## Brief
Scan the records for the word "JSON". Copy each line that includes it.

• • • • • • •

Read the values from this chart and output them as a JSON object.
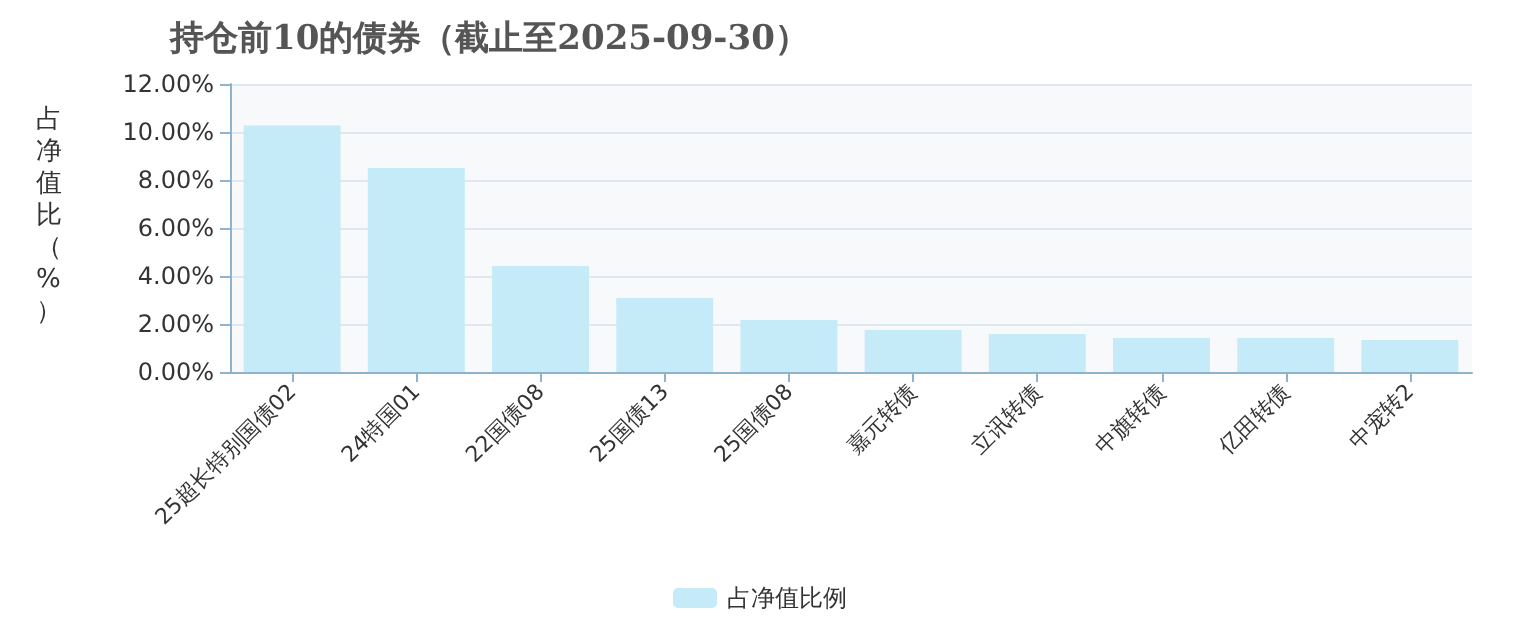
{
  "chart_data": {
    "type": "bar",
    "title": "持仓前10的债券（截止至2025-09-30）",
    "ylabel": "占净值比（%）",
    "categories": [
      "25超长特别国债02",
      "24特国01",
      "22国债08",
      "25国债13",
      "25国债08",
      "嘉元转债",
      "立讯转债",
      "中旗转债",
      "亿田转债",
      "中宠转2"
    ],
    "series": [
      {
        "name": "占净值比例",
        "color": "#c4ebf7",
        "values": [
          10.27,
          8.5,
          4.42,
          3.08,
          2.17,
          1.75,
          1.58,
          1.42,
          1.42,
          1.33
        ]
      }
    ],
    "ylim": [
      0,
      12
    ],
    "yticks": [
      {
        "value": 0,
        "label": "0.00%"
      },
      {
        "value": 2,
        "label": "2.00%"
      },
      {
        "value": 4,
        "label": "4.00%"
      },
      {
        "value": 6,
        "label": "6.00%"
      },
      {
        "value": 8,
        "label": "8.00%"
      },
      {
        "value": 10,
        "label": "10.00%"
      },
      {
        "value": 12,
        "label": "12.00%"
      }
    ],
    "grid": "y",
    "legend": "bottom"
  }
}
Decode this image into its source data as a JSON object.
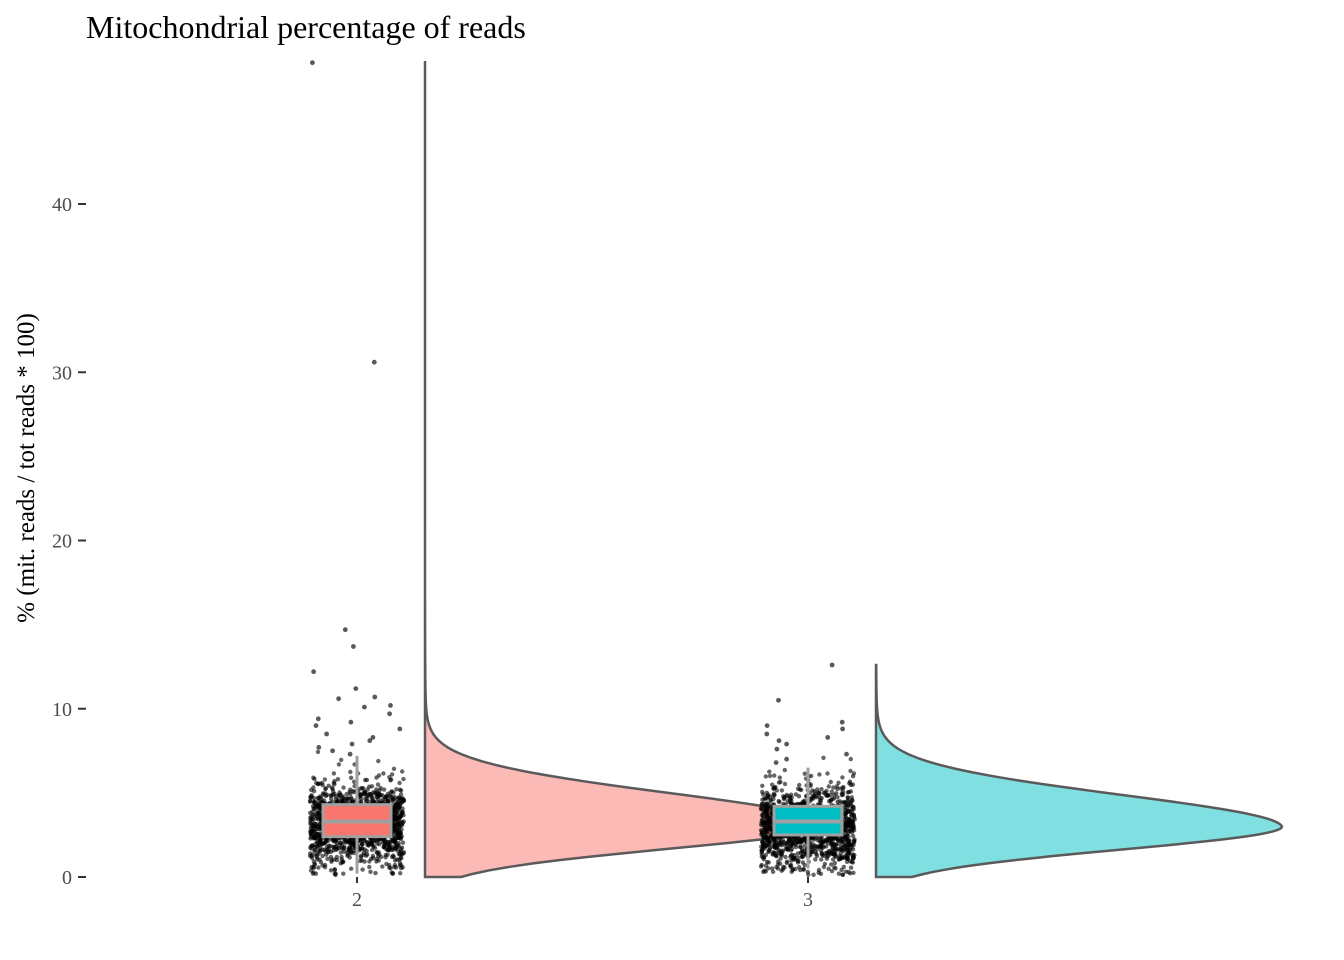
{
  "chart_data": {
    "type": "raincloud",
    "title": "Mitochondrial percentage of reads",
    "xlabel": "",
    "ylabel": "% (mit. reads / tot reads * 100)",
    "categories": [
      "2",
      "3"
    ],
    "ylim": [
      0,
      48.5
    ],
    "yticks": [
      0,
      10,
      20,
      30,
      40
    ],
    "grid": false,
    "legend": "none",
    "series": [
      {
        "category": "2",
        "fill_color": "#F8766D",
        "box": {
          "min": 0.2,
          "q1": 2.4,
          "median": 3.3,
          "q3": 4.3,
          "max": 7.2
        },
        "density_peak_y": 3.1,
        "density_max_y": 48.5,
        "outliers": [
          48.4,
          30.6,
          14.7,
          13.7,
          12.2,
          11.2,
          10.7,
          10.6,
          10.2,
          10.1,
          9.7,
          9.4,
          9.2,
          9.0,
          8.8,
          8.5,
          8.3,
          8.1,
          7.9,
          7.7,
          7.5,
          7.3
        ]
      },
      {
        "category": "3",
        "fill_color": "#00BFC4",
        "box": {
          "min": 0.5,
          "q1": 2.5,
          "median": 3.3,
          "q3": 4.2,
          "max": 6.5
        },
        "density_peak_y": 3.0,
        "density_max_y": 12.6,
        "outliers": [
          12.6,
          10.5,
          9.2,
          9.0,
          8.8,
          8.5,
          8.3,
          8.1,
          7.9,
          7.6,
          7.3,
          7.0,
          6.8
        ]
      }
    ]
  }
}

• • • • • • •

## Solution below
Read the values from this chart and output them as a JSON object.
Decode this image into its source data as a JSON object.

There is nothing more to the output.